### Data provided

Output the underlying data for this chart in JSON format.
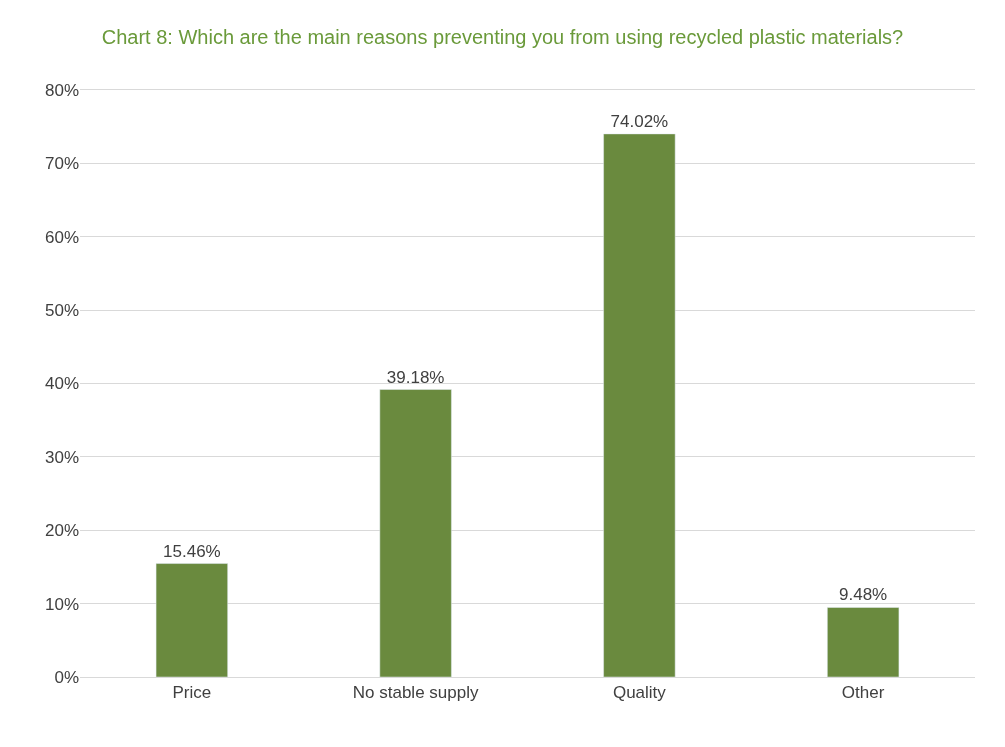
{
  "chart_data": {
    "type": "bar",
    "title": "Chart 8: Which are the main reasons preventing you from using recycled plastic materials?",
    "categories": [
      "Price",
      "No stable supply",
      "Quality",
      "Other"
    ],
    "values": [
      15.46,
      39.18,
      74.02,
      9.48
    ],
    "value_labels": [
      "15.46%",
      "39.18%",
      "74.02%",
      "9.48%"
    ],
    "color": "#6a8a3e",
    "ylim": [
      0,
      80
    ],
    "yticks": [
      {
        "value": 0,
        "label": "0%"
      },
      {
        "value": 10,
        "label": "10%"
      },
      {
        "value": 20,
        "label": "20%"
      },
      {
        "value": 30,
        "label": "30%"
      },
      {
        "value": 40,
        "label": "40%"
      },
      {
        "value": 50,
        "label": "50%"
      },
      {
        "value": 60,
        "label": "60%"
      },
      {
        "value": 70,
        "label": "70%"
      },
      {
        "value": 80,
        "label": "80%"
      }
    ],
    "grid": "y"
  }
}
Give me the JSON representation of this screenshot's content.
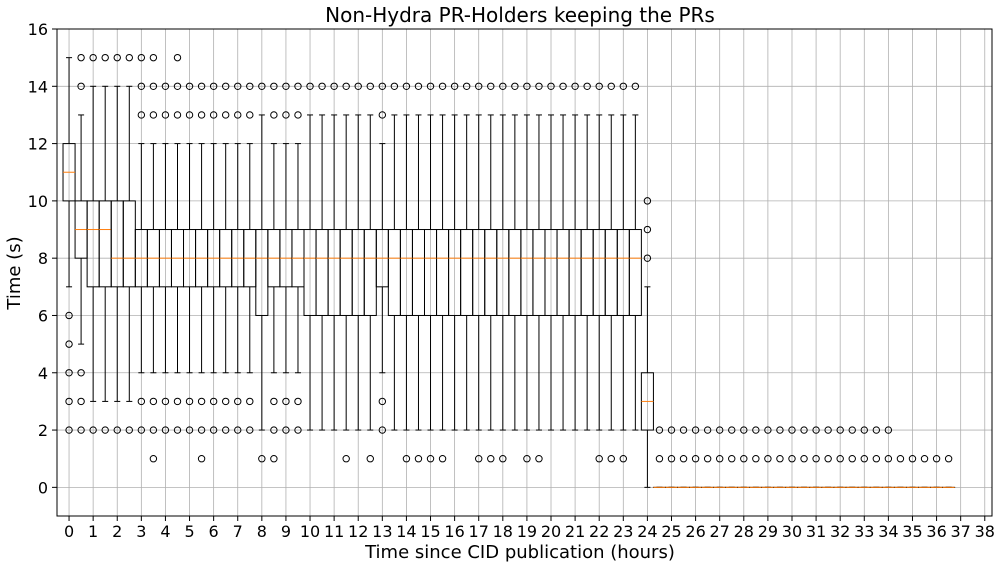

######

● What is expected: Where does the word "this" appear in the listing? List each line that holds it.

● Problem solution:
Output the underlying data for this chart in JSON format.
Give me the JSON representation of this screenshot's content.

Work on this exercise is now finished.